[Saved data entries]

○ ○ ○ ○ ○

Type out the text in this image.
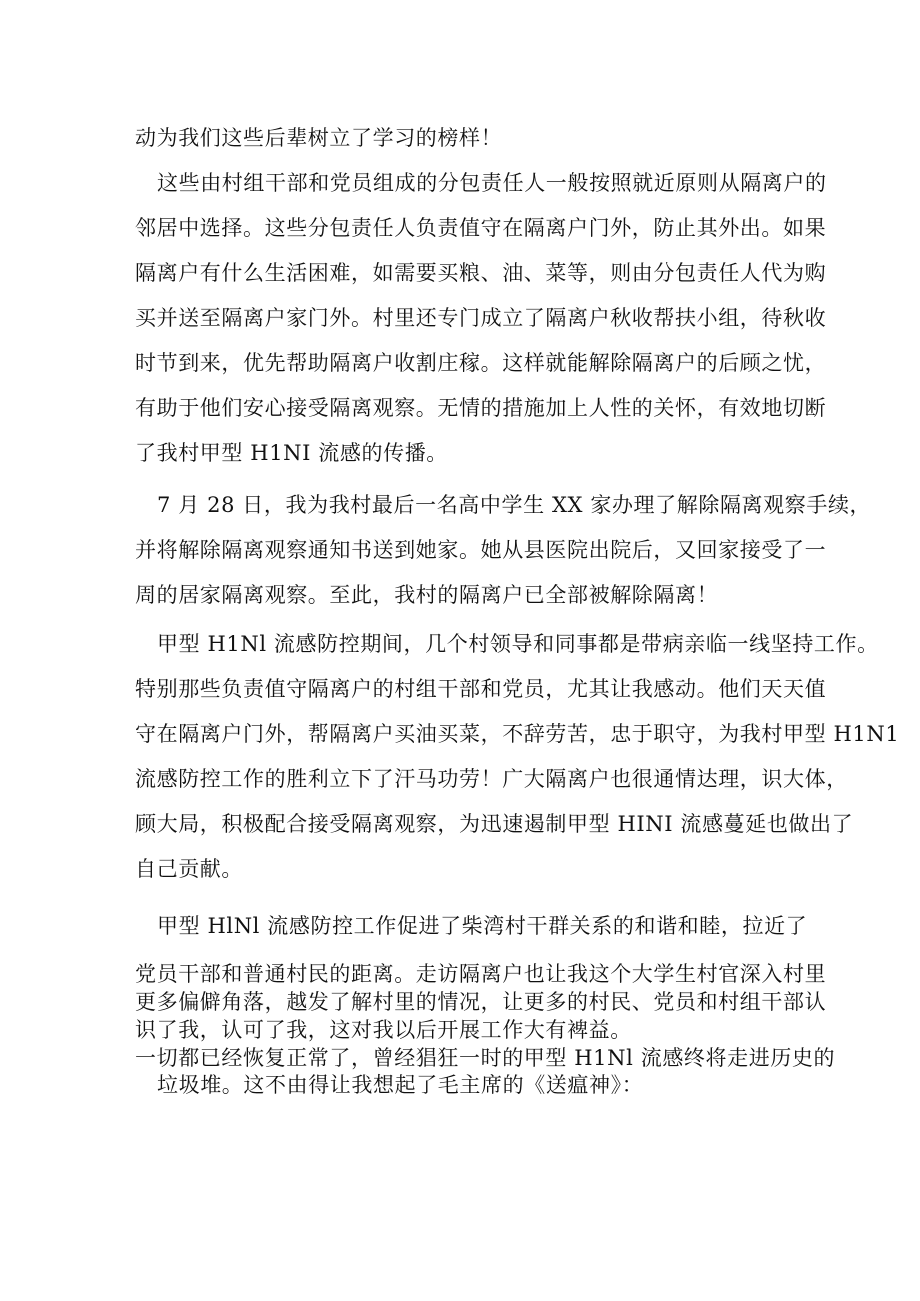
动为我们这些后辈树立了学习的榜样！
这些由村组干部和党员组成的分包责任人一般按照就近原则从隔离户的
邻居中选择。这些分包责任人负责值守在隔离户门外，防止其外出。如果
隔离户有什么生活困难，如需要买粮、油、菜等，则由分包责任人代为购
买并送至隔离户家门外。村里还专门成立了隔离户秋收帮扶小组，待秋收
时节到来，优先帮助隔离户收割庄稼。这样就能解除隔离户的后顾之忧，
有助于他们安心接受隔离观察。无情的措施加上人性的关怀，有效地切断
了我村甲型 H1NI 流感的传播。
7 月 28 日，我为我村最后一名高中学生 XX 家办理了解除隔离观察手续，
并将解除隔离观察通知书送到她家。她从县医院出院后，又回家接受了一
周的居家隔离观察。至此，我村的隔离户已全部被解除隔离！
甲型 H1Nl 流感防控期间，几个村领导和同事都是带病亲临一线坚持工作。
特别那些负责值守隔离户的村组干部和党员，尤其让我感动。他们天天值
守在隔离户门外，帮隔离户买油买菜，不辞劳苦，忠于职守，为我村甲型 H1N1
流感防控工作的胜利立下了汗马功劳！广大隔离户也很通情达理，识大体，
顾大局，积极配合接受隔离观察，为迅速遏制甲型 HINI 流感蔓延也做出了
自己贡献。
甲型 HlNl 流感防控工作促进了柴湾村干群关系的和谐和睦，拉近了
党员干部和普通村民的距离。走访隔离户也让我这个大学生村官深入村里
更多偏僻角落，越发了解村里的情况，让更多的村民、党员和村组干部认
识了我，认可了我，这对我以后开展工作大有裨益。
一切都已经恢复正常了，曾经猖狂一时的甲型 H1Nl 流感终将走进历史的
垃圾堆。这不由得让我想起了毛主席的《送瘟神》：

○ ○ ○ ○ ○

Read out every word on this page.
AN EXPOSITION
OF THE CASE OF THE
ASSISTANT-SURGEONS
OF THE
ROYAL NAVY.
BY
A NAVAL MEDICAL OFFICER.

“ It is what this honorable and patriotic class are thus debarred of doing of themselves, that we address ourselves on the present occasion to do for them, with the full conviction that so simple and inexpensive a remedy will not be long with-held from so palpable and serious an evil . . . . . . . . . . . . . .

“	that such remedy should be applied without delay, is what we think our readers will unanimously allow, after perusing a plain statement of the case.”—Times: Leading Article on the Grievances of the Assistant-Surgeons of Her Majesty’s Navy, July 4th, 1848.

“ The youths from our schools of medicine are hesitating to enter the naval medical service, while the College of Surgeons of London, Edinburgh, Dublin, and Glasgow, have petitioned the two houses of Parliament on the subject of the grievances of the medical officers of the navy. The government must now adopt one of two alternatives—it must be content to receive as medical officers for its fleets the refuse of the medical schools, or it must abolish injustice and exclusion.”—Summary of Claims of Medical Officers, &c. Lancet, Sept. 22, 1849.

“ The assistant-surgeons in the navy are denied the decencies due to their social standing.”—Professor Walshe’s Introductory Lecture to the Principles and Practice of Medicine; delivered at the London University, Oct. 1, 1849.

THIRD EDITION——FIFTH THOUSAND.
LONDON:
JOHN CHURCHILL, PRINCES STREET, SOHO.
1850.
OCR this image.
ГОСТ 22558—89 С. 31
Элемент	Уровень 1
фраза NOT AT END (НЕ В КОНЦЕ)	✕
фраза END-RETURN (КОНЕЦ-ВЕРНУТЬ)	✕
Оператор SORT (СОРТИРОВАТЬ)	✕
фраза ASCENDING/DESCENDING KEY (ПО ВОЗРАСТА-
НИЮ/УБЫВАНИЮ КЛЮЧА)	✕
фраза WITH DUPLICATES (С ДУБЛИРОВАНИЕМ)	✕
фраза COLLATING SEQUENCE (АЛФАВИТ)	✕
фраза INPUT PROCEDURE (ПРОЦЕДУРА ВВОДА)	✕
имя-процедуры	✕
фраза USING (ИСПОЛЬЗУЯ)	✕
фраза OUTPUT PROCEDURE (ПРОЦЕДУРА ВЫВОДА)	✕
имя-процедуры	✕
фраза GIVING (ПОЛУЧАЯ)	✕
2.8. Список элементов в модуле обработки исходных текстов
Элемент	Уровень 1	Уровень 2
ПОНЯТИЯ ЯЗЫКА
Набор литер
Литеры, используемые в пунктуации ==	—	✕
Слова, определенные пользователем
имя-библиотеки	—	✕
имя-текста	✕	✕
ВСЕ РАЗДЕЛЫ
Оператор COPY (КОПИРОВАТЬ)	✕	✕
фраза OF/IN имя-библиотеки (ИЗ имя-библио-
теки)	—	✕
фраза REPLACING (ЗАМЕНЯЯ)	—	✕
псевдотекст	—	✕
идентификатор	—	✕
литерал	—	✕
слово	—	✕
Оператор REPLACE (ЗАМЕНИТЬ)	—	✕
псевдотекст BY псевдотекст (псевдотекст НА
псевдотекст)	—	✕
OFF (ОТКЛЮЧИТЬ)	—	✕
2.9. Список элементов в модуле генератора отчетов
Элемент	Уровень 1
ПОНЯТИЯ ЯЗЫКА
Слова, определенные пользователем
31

○ ○ ○ ○ ○

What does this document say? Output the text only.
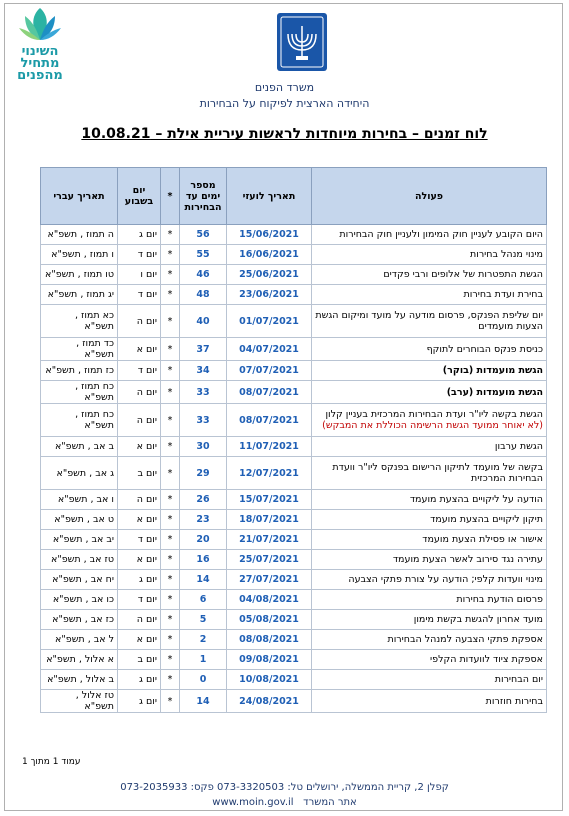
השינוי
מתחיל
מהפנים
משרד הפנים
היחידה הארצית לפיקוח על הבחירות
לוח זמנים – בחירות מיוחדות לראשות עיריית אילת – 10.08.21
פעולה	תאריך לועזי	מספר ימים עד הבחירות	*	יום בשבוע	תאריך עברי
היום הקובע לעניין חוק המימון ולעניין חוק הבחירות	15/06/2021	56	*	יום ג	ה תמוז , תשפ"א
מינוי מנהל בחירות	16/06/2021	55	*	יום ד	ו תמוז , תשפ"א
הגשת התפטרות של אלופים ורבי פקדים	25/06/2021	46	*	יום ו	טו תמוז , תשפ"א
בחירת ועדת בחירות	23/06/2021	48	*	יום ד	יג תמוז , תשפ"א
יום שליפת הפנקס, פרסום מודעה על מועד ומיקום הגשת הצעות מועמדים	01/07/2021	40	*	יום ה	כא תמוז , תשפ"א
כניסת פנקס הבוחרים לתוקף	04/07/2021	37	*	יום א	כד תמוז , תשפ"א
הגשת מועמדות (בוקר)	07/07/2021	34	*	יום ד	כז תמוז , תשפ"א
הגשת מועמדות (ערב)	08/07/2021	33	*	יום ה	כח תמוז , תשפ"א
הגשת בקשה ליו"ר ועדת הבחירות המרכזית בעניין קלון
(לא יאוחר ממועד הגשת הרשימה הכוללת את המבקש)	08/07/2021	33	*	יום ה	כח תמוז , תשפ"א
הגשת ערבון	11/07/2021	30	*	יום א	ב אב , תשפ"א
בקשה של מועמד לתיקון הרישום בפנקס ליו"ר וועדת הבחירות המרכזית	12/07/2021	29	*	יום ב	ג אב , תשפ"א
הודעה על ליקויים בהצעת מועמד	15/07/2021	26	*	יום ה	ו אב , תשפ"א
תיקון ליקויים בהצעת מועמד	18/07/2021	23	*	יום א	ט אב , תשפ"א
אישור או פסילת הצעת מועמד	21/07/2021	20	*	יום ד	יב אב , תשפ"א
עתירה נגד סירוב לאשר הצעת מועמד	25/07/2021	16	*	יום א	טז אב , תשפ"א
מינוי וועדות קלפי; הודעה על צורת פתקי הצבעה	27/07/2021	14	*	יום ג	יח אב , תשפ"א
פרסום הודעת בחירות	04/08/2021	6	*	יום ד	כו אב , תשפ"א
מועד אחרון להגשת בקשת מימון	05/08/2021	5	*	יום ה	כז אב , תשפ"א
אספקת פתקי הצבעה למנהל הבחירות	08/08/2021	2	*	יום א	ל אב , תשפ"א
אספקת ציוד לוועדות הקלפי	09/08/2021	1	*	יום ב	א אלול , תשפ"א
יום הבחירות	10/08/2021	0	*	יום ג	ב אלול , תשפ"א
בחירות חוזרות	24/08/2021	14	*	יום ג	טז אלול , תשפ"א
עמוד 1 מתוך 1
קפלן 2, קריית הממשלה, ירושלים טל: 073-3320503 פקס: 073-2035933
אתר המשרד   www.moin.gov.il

○ ○ ○ ○ ○

→ **STATED EXERCISE**
Return from the data every line that holds "remedy".

→ **WORKED ANSWER**
“ It is what this honorable and patriotic class are thus debarred of doing of themselves, that we address ourselves on the present occasion to do for them, with the full conviction that so simple and inexpensive a remedy will not be long with-held from so palpable and serious an evil . . . . . . . . . . . . . .
“	that such remedy should be applied without delay, is what we think our readers will unanimously allow, after perusing a plain statement of the case.”—Times: Leading Article on the Grievances of the Assistant-Surgeons of Her Majesty’s Navy, July 4th, 1848.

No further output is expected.